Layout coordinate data
+--

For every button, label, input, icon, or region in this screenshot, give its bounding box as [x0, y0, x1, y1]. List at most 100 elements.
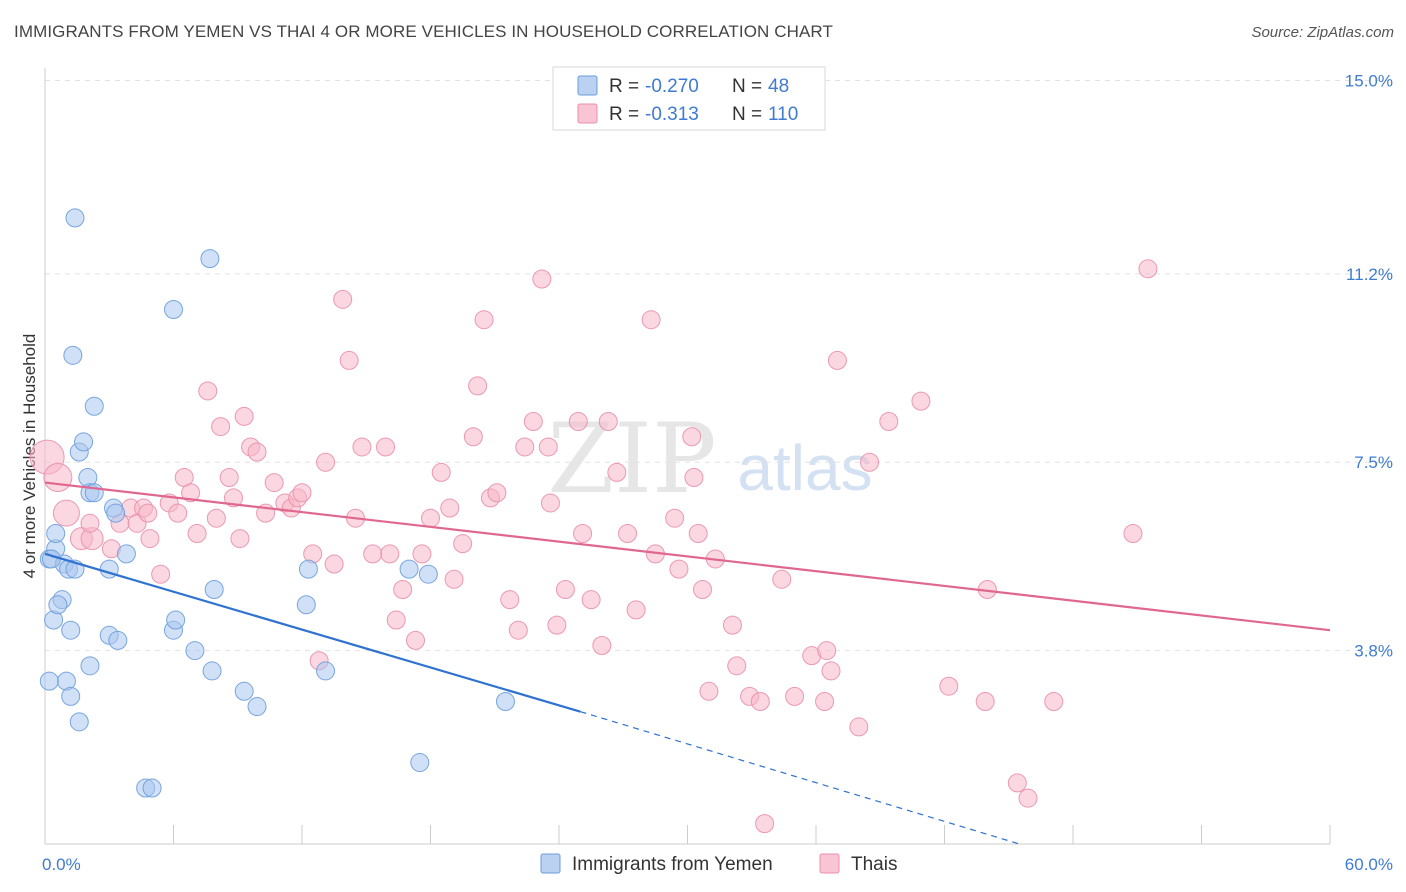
data-point: [755, 814, 775, 834]
data-point: [399, 559, 419, 579]
data-point: [80, 656, 100, 676]
data-point: [568, 412, 588, 432]
data-point: [333, 289, 353, 309]
y-tick-label: 3.8%: [1354, 642, 1393, 661]
data-point: [166, 610, 186, 630]
data-point: [523, 412, 543, 432]
data-point: [444, 569, 464, 589]
data-point: [1123, 523, 1143, 543]
data-point: [827, 350, 847, 370]
data-point: [61, 620, 81, 640]
stats-r-label: R =: [609, 76, 639, 97]
data-point: [106, 503, 126, 523]
data-point: [860, 452, 880, 472]
data-point: [515, 437, 535, 457]
data-point: [453, 534, 473, 554]
data-point: [879, 412, 899, 432]
data-point: [69, 712, 89, 732]
data-point: [573, 523, 593, 543]
stats-legend-swatch: [577, 75, 598, 96]
data-point: [626, 600, 646, 620]
data-point: [138, 503, 158, 523]
data-point: [727, 656, 747, 676]
data-point: [142, 778, 162, 798]
watermark-atlas: atlas: [737, 432, 872, 504]
data-point: [198, 381, 218, 401]
data-point: [247, 697, 267, 717]
data-point: [168, 503, 188, 523]
data-point: [682, 427, 702, 447]
data-point: [421, 508, 440, 528]
x-tick-label: 60.0%: [1345, 855, 1393, 874]
data-point: [939, 676, 959, 696]
data-point: [65, 208, 85, 228]
data-point: [1044, 691, 1064, 711]
stats-n-value: 48: [768, 76, 789, 97]
data-point: [592, 635, 612, 655]
trend-line-thais: [44, 481, 1331, 632]
series-legend-label: Thais: [851, 854, 897, 875]
data-point: [817, 641, 837, 661]
data-point: [785, 686, 805, 706]
data-point: [665, 508, 685, 528]
source-label: Source: ZipAtlas.com: [1251, 24, 1394, 41]
data-point: [684, 467, 704, 487]
y-tick-label: 7.5%: [1354, 453, 1393, 472]
data-point: [296, 595, 316, 615]
series-legend: Immigrants from Yemen Thais: [540, 853, 897, 875]
data-point: [211, 417, 231, 437]
data-point: [598, 412, 618, 432]
data-point: [607, 462, 627, 482]
data-point: [264, 473, 284, 493]
data-point: [116, 544, 136, 564]
series-legend-swatch: [540, 853, 561, 874]
data-point: [772, 569, 792, 589]
data-point: [1018, 788, 1038, 808]
data-point: [74, 432, 94, 452]
data-point: [508, 620, 528, 640]
data-point: [555, 579, 575, 599]
data-point: [641, 310, 661, 330]
data-point: [223, 488, 243, 508]
data-point: [393, 579, 413, 599]
data-point: [316, 452, 336, 472]
chart-title: IMMIGRANTS FROM YEMEN VS THAI 4 OR MORE …: [14, 22, 833, 41]
stats-r-value: -0.313: [645, 104, 699, 125]
data-point: [200, 249, 220, 269]
y-tick-label: 15.0%: [1345, 71, 1393, 90]
data-point: [187, 523, 207, 543]
data-point: [849, 717, 869, 737]
data-point: [669, 559, 689, 579]
data-point: [164, 300, 183, 320]
data-point: [41, 549, 61, 569]
data-point: [84, 396, 104, 416]
data-point: [352, 437, 372, 457]
series-legend-label: Immigrants from Yemen: [572, 854, 773, 875]
data-point: [339, 350, 359, 370]
data-point: [821, 661, 841, 681]
data-point: [975, 691, 995, 711]
stats-legend-box: [552, 66, 826, 131]
data-point: [722, 615, 742, 635]
data-point: [468, 376, 488, 396]
data-point: [410, 753, 430, 773]
data-point: [234, 681, 254, 701]
data-point: [581, 590, 601, 610]
data-point: [376, 437, 396, 457]
stats-r-label: R =: [609, 104, 639, 125]
data-point: [108, 630, 128, 650]
series-legend-swatch: [819, 853, 840, 874]
data-point: [386, 610, 406, 630]
data-point: [474, 310, 494, 330]
stats-n-label: N =: [732, 104, 762, 125]
data-point: [316, 661, 336, 681]
data-point: [431, 462, 451, 482]
watermark: ZIP atlas: [547, 403, 872, 515]
data-point: [206, 508, 226, 528]
data-point: [463, 427, 483, 447]
data-point: [538, 437, 558, 457]
data-point: [230, 529, 250, 549]
data-point: [750, 691, 770, 711]
data-point: [487, 483, 507, 503]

+--

= Task details =
Rename "data-point" to "scatter-point" in the lines that begin at the one containing "data-point: [755, 814, 775, 834]" and stop after the one containing "stats-r-label: R =: [609, 76, 639, 97]", leaving everything else unchanged. Return only those lines.

= Written answer =
scatter-point: [755, 814, 775, 834]
scatter-point: [399, 559, 419, 579]
scatter-point: [80, 656, 100, 676]
scatter-point: [568, 412, 588, 432]
scatter-point: [333, 289, 353, 309]
y-tick-label: 3.8%: [1354, 642, 1393, 661]
scatter-point: [166, 610, 186, 630]
scatter-point: [523, 412, 543, 432]
scatter-point: [444, 569, 464, 589]
scatter-point: [1123, 523, 1143, 543]
scatter-point: [827, 350, 847, 370]
scatter-point: [61, 620, 81, 640]
stats-r-label: R =: [609, 76, 639, 97]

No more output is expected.